En cuanto a la pintura española, si pensamos en nieve lo haremos probablemente en Goya: en La nevada o El invierno, uno de los trece cartones de una de las series que la Real Fábrica de Tapices de Santa Bárbara le encargó como punto de partida para la elaboración de tapices destinados al Palacio del Pardo (cuatro de ellos relativos a las estaciones). Esta nevada ilustra claramente los rigores del invierno y está dominada, en cuanto a paleta, por el blanco de la propia nieve y por el gris llamado panza de burra que es característico del cielo en esas circunstancias.

## DATOS APORTADOS
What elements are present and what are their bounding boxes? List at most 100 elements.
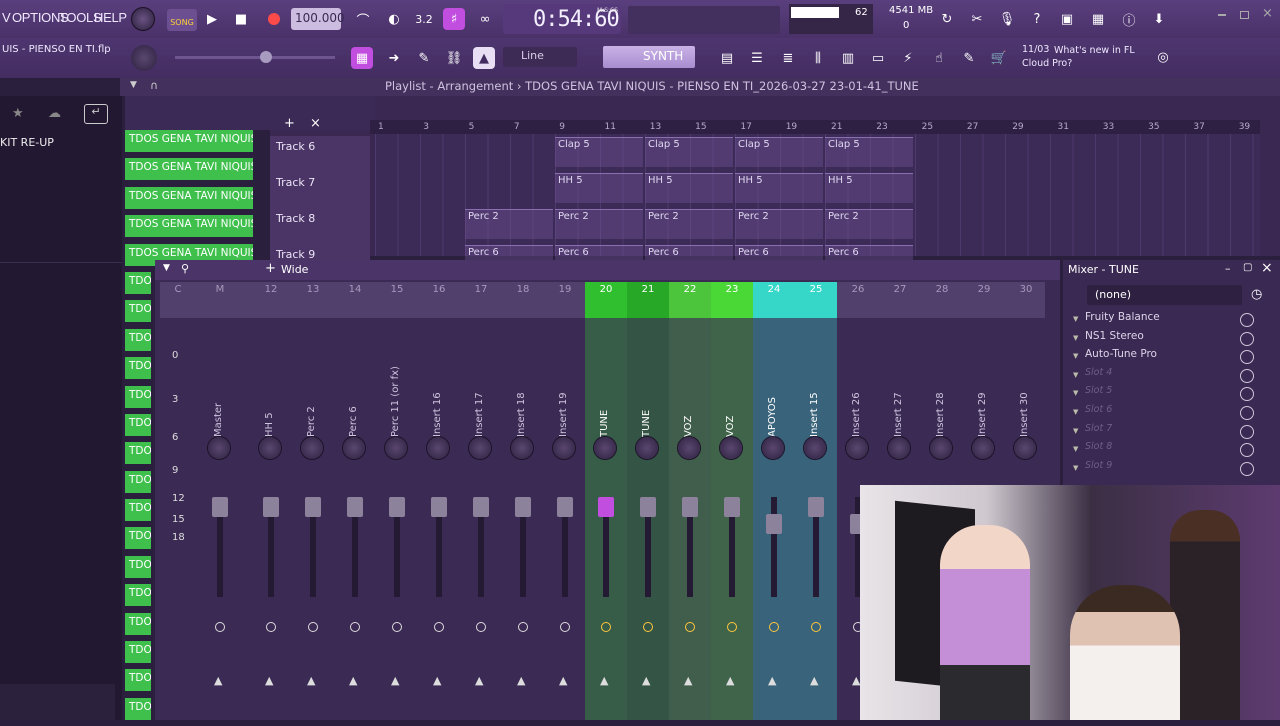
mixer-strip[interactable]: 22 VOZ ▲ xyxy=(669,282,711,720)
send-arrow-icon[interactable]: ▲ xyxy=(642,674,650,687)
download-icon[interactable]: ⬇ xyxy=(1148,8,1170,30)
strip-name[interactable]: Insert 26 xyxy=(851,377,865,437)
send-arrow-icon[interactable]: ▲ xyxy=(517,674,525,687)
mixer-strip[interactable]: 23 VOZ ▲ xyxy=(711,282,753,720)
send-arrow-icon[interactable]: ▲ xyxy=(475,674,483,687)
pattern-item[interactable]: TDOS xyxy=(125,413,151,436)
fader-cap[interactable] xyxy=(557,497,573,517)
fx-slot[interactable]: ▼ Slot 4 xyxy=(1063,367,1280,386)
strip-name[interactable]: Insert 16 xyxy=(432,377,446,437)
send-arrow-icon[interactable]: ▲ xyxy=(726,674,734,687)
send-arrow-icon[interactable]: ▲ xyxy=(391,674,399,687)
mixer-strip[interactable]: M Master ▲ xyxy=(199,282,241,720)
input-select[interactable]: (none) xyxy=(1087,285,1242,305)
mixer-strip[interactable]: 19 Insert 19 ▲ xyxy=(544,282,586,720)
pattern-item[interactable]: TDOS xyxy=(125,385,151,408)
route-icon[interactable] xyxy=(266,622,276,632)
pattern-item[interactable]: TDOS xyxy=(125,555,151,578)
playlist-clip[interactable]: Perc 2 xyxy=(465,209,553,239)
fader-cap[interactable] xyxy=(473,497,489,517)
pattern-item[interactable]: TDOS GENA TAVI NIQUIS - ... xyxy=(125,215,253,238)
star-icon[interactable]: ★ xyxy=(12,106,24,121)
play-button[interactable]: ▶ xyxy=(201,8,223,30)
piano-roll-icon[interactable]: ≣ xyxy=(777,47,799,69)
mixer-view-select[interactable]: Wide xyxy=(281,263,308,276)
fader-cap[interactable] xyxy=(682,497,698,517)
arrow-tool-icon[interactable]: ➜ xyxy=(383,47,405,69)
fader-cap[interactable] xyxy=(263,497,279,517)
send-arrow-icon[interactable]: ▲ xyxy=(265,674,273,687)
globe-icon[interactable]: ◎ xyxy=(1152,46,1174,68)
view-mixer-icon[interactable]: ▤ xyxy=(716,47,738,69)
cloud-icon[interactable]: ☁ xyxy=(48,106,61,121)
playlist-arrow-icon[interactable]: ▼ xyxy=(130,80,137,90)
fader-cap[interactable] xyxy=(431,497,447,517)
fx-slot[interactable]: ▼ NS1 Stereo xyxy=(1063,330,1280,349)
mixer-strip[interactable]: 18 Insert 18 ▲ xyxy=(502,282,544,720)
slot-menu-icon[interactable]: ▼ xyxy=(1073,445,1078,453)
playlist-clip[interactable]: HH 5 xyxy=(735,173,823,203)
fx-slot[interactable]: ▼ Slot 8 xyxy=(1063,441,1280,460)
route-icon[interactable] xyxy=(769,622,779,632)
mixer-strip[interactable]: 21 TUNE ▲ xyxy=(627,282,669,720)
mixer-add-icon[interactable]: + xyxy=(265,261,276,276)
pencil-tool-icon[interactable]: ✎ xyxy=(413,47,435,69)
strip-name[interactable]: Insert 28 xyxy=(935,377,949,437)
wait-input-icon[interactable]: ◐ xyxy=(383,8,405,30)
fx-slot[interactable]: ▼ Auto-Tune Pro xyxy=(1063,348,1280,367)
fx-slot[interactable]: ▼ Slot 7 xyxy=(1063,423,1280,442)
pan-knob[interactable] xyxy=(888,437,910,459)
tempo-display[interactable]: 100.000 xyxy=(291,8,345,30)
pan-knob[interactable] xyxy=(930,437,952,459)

## EJERCICIO 1
Reformule en forma de lista el párrafo del fragmento sobre la nieve en la pintura de Goya que comienza «En cuanto a la pintura española» y conserve sus datos principales.
## EJERCICIO 2
Prolongue el fragmento sobre la nieve en la pintura de Goya a partir de su última oración.
Los datos proceden de una fuente distinta.

## RESPUESTA 1
- En la pintura española, la nieve remite probablemente a Goya, en concreto a La nevada o El invierno.
- Es uno de los trece cartones de una de las series que la Real Fábrica de Tapices de Santa Bárbara le encargó como punto de partida para tapices destinados al Palacio del Pardo.
- Cuatro de esos cartones se refieren a las estaciones.
- La obra ilustra claramente los rigores del invierno.
- Su paleta está dominada por el blanco de la nieve y por el gris llamado panza de burra, característico del cielo en esas circunstancias.

## RESPUESTA 2
Sabemos que una ventisca mueve los árboles desnudos, inclinados por el viento, y también molesta a los cinco personajes de la escena, al burro y al perro con el rabo entre las piernas. Los dos hombres que no se protegen del frío con la manta son guardias y el que apunta hacia ellos con un arma va abriendo camino, mientras el otro tira del burro que porta un cerdo abierto en canal: se trata de una época de matanza. La detención de los tres individuos y la incautación de ese animal estaría relacionada, puede que quisieran entrar en Madrid sin pagar el, obligado entonces, impuesto de consumos.
Esta obra, fechada en 1786 y ahora en el Prado, nos hace pensar en que Goya conoció de primera mano el frío; conocemos, además, que ese año nevó mucho en el centro de la península.